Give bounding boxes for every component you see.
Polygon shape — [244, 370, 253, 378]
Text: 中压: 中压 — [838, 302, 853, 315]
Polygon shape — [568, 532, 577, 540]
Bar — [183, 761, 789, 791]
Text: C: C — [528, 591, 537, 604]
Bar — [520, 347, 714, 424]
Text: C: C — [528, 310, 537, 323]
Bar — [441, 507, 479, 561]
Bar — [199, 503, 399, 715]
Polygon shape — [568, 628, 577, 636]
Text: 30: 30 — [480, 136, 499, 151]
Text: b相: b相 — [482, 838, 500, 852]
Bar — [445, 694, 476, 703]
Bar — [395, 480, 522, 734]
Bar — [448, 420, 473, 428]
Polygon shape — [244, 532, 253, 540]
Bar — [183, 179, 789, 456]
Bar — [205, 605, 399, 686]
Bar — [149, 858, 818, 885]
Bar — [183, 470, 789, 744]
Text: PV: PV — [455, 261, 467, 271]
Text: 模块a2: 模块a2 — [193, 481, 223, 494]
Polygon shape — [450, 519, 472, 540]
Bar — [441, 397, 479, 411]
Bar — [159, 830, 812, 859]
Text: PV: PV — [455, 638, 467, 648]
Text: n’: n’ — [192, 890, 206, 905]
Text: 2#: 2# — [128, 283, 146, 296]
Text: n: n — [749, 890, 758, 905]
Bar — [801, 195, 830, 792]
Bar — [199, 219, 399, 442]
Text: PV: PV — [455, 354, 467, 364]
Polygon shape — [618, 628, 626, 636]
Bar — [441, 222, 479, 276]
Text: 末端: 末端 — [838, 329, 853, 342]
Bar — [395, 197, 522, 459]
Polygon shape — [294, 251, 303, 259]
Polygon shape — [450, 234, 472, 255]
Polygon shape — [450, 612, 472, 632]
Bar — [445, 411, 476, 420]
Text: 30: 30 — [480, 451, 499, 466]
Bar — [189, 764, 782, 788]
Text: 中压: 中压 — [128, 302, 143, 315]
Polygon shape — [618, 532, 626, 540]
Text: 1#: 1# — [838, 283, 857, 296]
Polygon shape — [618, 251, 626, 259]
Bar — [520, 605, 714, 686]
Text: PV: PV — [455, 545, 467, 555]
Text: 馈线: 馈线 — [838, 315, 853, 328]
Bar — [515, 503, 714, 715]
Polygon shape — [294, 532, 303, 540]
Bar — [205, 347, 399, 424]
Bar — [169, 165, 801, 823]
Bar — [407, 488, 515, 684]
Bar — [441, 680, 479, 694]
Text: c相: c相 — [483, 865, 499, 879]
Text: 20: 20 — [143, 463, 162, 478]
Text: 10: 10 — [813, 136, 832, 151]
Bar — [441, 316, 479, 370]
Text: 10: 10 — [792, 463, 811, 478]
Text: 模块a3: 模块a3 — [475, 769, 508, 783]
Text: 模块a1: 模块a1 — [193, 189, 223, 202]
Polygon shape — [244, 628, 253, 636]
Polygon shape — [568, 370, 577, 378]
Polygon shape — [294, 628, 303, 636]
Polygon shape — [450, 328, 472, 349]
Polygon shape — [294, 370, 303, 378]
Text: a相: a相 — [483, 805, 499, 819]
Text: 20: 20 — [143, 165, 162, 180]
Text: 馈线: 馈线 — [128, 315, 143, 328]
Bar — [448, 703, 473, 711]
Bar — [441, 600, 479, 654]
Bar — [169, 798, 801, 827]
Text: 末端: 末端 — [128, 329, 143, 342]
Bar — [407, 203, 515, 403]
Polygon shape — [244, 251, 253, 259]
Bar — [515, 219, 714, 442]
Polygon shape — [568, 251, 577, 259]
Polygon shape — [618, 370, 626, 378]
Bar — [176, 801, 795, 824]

══════════════════════════════

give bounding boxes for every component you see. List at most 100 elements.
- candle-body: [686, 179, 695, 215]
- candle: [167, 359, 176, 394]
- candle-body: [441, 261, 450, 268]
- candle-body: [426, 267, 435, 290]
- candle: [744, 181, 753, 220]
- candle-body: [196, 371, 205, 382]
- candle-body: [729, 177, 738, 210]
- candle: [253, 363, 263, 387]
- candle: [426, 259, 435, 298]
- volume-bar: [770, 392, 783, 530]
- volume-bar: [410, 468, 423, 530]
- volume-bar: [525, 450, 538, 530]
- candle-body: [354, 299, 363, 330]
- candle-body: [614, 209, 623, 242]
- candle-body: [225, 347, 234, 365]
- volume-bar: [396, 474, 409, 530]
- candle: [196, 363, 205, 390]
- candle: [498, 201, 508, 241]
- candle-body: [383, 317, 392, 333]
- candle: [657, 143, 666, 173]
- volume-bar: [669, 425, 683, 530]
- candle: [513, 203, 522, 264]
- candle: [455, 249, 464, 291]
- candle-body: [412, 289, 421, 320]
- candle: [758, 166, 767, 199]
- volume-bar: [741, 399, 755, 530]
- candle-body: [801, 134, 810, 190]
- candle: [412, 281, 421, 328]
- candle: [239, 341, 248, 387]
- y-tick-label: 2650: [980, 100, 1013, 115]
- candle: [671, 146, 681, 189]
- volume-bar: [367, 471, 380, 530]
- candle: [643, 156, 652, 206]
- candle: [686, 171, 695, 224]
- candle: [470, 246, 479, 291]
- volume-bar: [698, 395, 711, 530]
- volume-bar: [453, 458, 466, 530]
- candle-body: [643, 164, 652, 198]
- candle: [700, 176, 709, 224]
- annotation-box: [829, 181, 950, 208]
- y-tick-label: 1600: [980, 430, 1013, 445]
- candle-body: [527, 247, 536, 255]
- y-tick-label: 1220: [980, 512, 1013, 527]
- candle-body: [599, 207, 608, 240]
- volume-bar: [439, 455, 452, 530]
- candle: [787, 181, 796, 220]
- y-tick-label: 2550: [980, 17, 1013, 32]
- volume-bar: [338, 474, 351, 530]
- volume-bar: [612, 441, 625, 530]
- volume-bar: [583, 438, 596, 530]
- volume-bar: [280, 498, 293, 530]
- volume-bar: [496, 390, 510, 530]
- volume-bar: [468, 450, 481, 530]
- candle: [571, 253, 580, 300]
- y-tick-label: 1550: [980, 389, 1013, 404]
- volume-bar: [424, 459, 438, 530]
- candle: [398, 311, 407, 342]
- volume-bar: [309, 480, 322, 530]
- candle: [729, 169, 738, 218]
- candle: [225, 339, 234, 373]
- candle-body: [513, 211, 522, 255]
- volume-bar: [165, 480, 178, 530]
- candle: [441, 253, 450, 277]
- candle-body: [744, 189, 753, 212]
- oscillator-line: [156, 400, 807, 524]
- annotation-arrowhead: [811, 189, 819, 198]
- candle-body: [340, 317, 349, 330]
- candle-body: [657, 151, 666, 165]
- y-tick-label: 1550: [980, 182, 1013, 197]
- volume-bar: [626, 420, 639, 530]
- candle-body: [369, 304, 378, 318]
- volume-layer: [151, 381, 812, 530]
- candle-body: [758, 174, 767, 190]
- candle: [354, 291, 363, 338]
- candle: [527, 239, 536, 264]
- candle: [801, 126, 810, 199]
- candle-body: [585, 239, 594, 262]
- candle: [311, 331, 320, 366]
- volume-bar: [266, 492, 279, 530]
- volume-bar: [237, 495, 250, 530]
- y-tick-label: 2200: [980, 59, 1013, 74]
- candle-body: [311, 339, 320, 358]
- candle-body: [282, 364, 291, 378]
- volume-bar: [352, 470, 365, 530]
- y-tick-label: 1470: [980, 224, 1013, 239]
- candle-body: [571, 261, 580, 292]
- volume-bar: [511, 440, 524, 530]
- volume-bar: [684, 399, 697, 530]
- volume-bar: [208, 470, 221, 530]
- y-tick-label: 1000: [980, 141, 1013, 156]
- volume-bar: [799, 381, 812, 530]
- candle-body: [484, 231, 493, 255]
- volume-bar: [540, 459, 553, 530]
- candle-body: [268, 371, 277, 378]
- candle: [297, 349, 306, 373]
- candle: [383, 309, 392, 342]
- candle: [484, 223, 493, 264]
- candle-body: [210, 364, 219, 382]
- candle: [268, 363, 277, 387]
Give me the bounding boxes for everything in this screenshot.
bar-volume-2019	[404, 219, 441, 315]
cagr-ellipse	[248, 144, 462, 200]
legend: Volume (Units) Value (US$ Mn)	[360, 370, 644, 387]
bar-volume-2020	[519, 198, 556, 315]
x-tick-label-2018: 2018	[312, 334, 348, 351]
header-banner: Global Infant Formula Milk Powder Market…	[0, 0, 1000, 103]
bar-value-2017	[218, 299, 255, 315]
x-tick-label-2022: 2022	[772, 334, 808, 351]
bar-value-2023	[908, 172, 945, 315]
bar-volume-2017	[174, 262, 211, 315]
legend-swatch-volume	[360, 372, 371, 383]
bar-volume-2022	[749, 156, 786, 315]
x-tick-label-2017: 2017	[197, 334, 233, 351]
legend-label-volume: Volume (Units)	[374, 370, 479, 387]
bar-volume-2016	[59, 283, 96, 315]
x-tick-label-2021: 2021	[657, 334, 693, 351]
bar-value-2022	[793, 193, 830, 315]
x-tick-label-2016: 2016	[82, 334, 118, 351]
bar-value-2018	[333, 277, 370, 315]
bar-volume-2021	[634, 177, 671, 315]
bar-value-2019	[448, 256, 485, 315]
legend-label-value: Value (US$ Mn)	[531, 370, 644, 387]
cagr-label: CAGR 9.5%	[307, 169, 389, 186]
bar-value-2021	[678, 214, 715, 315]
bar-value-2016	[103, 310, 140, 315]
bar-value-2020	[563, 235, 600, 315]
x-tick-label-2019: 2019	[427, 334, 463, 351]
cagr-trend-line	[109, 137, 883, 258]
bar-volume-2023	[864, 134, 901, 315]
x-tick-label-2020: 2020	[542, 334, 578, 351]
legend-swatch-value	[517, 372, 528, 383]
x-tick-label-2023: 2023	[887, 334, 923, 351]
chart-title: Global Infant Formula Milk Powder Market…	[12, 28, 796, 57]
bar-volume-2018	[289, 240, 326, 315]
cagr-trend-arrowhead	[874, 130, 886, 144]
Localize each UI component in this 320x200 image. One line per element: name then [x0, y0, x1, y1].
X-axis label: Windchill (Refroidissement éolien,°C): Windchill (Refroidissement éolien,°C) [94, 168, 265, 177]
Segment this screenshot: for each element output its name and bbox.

══════════════════════════════

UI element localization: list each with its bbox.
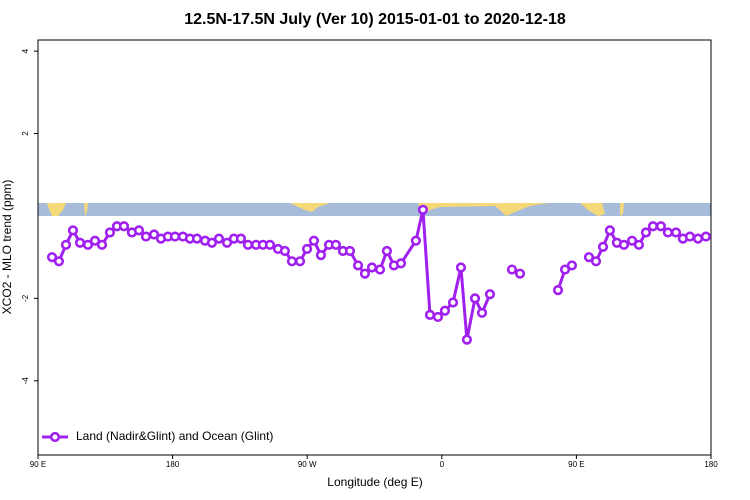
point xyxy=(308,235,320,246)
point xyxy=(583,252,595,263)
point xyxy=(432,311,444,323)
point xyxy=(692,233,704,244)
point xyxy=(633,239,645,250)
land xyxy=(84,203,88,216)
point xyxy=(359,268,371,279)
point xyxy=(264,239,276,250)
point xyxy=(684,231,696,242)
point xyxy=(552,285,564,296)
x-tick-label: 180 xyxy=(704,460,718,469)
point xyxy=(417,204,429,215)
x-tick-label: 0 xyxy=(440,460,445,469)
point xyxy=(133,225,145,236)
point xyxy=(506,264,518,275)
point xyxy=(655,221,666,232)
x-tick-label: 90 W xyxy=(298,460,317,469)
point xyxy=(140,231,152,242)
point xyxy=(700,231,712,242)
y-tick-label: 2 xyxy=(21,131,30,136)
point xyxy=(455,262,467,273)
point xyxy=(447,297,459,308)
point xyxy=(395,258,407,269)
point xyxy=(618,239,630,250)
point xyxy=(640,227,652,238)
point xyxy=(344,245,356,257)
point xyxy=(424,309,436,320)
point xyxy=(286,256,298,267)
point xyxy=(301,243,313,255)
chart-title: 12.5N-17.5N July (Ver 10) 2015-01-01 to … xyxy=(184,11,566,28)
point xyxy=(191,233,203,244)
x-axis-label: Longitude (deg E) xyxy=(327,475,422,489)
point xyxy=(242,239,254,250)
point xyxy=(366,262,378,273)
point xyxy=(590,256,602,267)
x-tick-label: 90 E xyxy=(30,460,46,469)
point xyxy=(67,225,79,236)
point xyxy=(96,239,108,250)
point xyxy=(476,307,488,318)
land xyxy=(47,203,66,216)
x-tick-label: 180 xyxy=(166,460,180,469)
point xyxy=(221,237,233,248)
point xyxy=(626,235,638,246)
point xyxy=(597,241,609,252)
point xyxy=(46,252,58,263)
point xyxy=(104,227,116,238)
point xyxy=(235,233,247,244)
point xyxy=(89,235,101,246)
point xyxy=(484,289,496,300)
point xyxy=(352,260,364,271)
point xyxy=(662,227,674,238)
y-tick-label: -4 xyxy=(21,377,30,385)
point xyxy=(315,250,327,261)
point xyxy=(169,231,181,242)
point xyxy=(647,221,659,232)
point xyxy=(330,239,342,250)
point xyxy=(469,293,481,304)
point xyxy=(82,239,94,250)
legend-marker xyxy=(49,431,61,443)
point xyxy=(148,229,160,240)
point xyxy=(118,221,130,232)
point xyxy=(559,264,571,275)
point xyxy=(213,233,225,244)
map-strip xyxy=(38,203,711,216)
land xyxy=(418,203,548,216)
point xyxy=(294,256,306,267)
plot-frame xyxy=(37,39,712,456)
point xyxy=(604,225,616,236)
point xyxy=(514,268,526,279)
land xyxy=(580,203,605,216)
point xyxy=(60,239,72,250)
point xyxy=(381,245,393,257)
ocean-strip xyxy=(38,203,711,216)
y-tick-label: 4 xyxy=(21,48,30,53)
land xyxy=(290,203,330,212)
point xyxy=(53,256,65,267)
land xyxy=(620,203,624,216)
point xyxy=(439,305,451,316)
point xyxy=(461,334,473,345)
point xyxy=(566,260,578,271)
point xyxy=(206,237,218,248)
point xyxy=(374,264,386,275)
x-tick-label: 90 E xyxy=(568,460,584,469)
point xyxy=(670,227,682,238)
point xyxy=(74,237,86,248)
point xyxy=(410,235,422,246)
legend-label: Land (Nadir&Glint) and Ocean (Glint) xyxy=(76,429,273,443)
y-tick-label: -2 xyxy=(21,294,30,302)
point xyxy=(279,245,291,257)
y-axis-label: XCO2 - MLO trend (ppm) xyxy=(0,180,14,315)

══════════════════════════════

→ Exercise task
Starting at the line containing "give bounding boxes for every component you see. List" and ending at the line containing "- candle-body: [383, 317, 392, 333]", render those lines of the material as a Markdown table with the columns Row and Entry. Number each line in Row, put its text in Entry, and skip any blank lines.

→ Correct output
| Row | Entry |
|---|---|
| 1 | give bounding boxes for every component you see. List at most 100 elements. |
| 2 | - candle-body: [686, 179, 695, 215] |
| 3 | - candle: [167, 359, 176, 394] |
| 4 | - candle-body: [441, 261, 450, 268] |
| 5 | - candle-body: [426, 267, 435, 290] |
| 6 | - candle: [744, 181, 753, 220] |
| 7 | - candle-body: [196, 371, 205, 382] |
| 8 | - candle-body: [729, 177, 738, 210] |
| 9 | - candle: [253, 363, 263, 387] |
| 10 | - candle: [426, 259, 435, 298] |
| 11 | - volume-bar: [770, 392, 783, 530] |
| 12 | - volume-bar: [410, 468, 423, 530] |
| 13 | - volume-bar: [525, 450, 538, 530] |
| 14 | - candle-body: [354, 299, 363, 330] |
| 15 | - candle-body: [614, 209, 623, 242] |
| 16 | - candle-body: [225, 347, 234, 365] |
| 17 | - volume-bar: [396, 474, 409, 530] |
| 18 | - candle: [196, 363, 205, 390] |
| 19 | - candle: [498, 201, 508, 241] |
| 20 | - candle-body: [383, 317, 392, 333] |